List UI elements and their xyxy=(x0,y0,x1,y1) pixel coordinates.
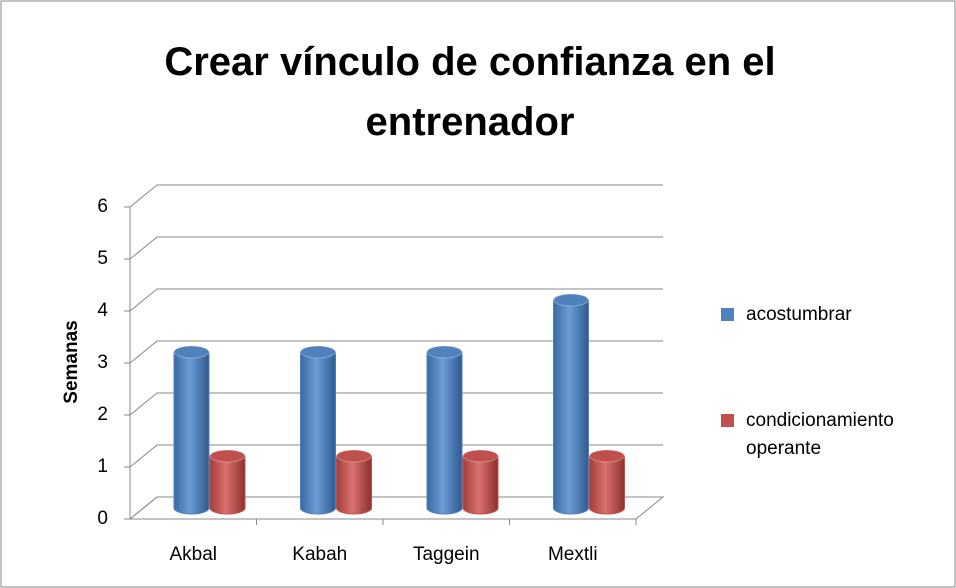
x-tick-label: Taggein xyxy=(413,544,480,565)
bar-top xyxy=(553,293,589,307)
bar xyxy=(553,293,589,515)
bar-top xyxy=(336,449,372,463)
bar xyxy=(300,345,336,515)
bar xyxy=(336,449,372,515)
y-tick-label: 5 xyxy=(97,248,108,269)
bar-body xyxy=(462,455,499,515)
grid-line xyxy=(129,392,663,416)
grid-line xyxy=(129,236,663,260)
y-tick-label: 0 xyxy=(97,508,108,529)
bar-top xyxy=(209,449,246,463)
bar-body xyxy=(173,351,210,515)
chart-title: Crear vínculo de confianza en el entrena… xyxy=(164,40,776,144)
bar-top xyxy=(589,449,625,463)
y-tick-label: 4 xyxy=(97,300,108,321)
grid-line xyxy=(129,184,663,208)
bar-body xyxy=(336,455,372,515)
legend-label: condicionamiento operante xyxy=(746,410,894,459)
legend-label: acostumbrar xyxy=(746,304,852,325)
y-tick-label: 3 xyxy=(97,352,108,373)
legend-swatch xyxy=(721,414,734,427)
bar-body xyxy=(300,351,336,515)
bar-body xyxy=(426,351,463,515)
x-tick-label: Mextli xyxy=(548,544,598,565)
bar-top xyxy=(462,449,499,463)
bar-body xyxy=(209,455,246,515)
bar xyxy=(462,449,499,515)
bar-top xyxy=(300,345,336,359)
bar xyxy=(173,345,210,515)
y-tick-label: 1 xyxy=(97,456,108,477)
grid-line xyxy=(129,288,663,312)
grid-line xyxy=(129,340,663,364)
bar xyxy=(426,345,463,515)
bar-top xyxy=(426,345,463,359)
bar-body xyxy=(553,299,589,515)
legend-swatch xyxy=(721,308,734,321)
y-tick-label: 2 xyxy=(97,404,108,425)
bar xyxy=(209,449,246,515)
grid-line xyxy=(129,444,663,468)
y-axis-label: Semanas xyxy=(61,320,82,403)
x-tick-label: Akbal xyxy=(169,544,217,565)
y-tick-label: 6 xyxy=(97,196,108,217)
bar-body xyxy=(589,455,625,515)
bar-top xyxy=(173,345,210,359)
x-tick-label: Kabah xyxy=(292,544,347,565)
bar xyxy=(589,449,625,515)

══════════

_À FAIRE_.
Présente ces lignes sous forme de tableau Markdown avec deux colonnes, Num pour le numéro de rang et Contenu pour la ligne, sans les lignes vides. Prends tous les enregistrements, mais laisse les images en dehors de ta réponse.

_RÉPONSE_.
| Num | Contenu |
|---|---|
| 1 | List UI elements and their xyxy=(x0,y0,x1,y1) pixel coordinates. |
| 2 | x-tick-label: Taggein xyxy=(413,544,480,565) |
| 3 | bar-top xyxy=(553,293,589,307) |
| 4 | bar xyxy=(553,293,589,515) |
| 5 | bar-top xyxy=(336,449,372,463) |
| 6 | bar xyxy=(300,345,336,515) |
| 7 | bar xyxy=(336,449,372,515) |
| 8 | y-tick-label: 5 xyxy=(97,248,108,269) |
| 9 | bar-body xyxy=(462,455,499,515) |
| 10 | grid-line xyxy=(129,392,663,416) |
| 11 | grid-line xyxy=(129,236,663,260) |
| 12 | y-tick-label: 0 xyxy=(97,508,108,529) |
| 13 | bar-top xyxy=(209,449,246,463) |
| 14 | bar-body xyxy=(173,351,210,515) |
| 15 | chart-title: Crear vínculo de confianza en el entrena… xyxy=(164,40,776,144) |
| 16 | bar-top xyxy=(589,449,625,463) |
| 17 | y-tick-label: 4 xyxy=(97,300,108,321) |
| 18 | grid-line xyxy=(129,184,663,208) |
| 19 | bar-body xyxy=(336,455,372,515) |
| 20 | legend-label: condicionamiento operante xyxy=(746,410,894,459) |
| 21 | legend-label: acostumbrar xyxy=(746,304,852,325) |
| 22 | y-tick-label: 3 xyxy=(97,352,108,373) |
| 23 | legend-swatch xyxy=(721,414,734,427) |
| 24 | bar-body xyxy=(300,351,336,515) |
| 25 | bar-body xyxy=(426,351,463,515) |
| 26 | x-tick-label: Mextli xyxy=(548,544,598,565) |
| 27 | bar-top xyxy=(462,449,499,463) |
| 28 | bar-body xyxy=(209,455,246,515) |
| 29 | bar xyxy=(462,449,499,515) |
| 30 | bar-top xyxy=(300,345,336,359) |
| 31 | bar xyxy=(173,345,210,515) |
| 32 | y-tick-label: 1 xyxy=(97,456,108,477) |
| 33 | grid-line xyxy=(129,288,663,312) |
| 34 | grid-line xyxy=(129,340,663,364) |
| 35 | bar xyxy=(426,345,463,515) |
| 36 | bar-top xyxy=(426,345,463,359) |
| 37 | bar-body xyxy=(553,299,589,515) |
| 38 | legend-swatch xyxy=(721,308,734,321) |
| 39 | y-tick-label: 2 xyxy=(97,404,108,425) |
| 40 | bar xyxy=(209,449,246,515) |
| 41 | grid-line xyxy=(129,444,663,468) |
| 42 | y-axis-label: Semanas xyxy=(61,320,82,403) |
| 43 | x-tick-label: Akbal xyxy=(169,544,217,565) |
| 44 | y-tick-label: 6 xyxy=(97,196,108,217) |
| 45 | bar-body xyxy=(589,455,625,515) |
| 46 | bar-top xyxy=(173,345,210,359) |
| 47 | x-tick-label: Kabah xyxy=(292,544,347,565) |
| 48 | bar xyxy=(589,449,625,515) |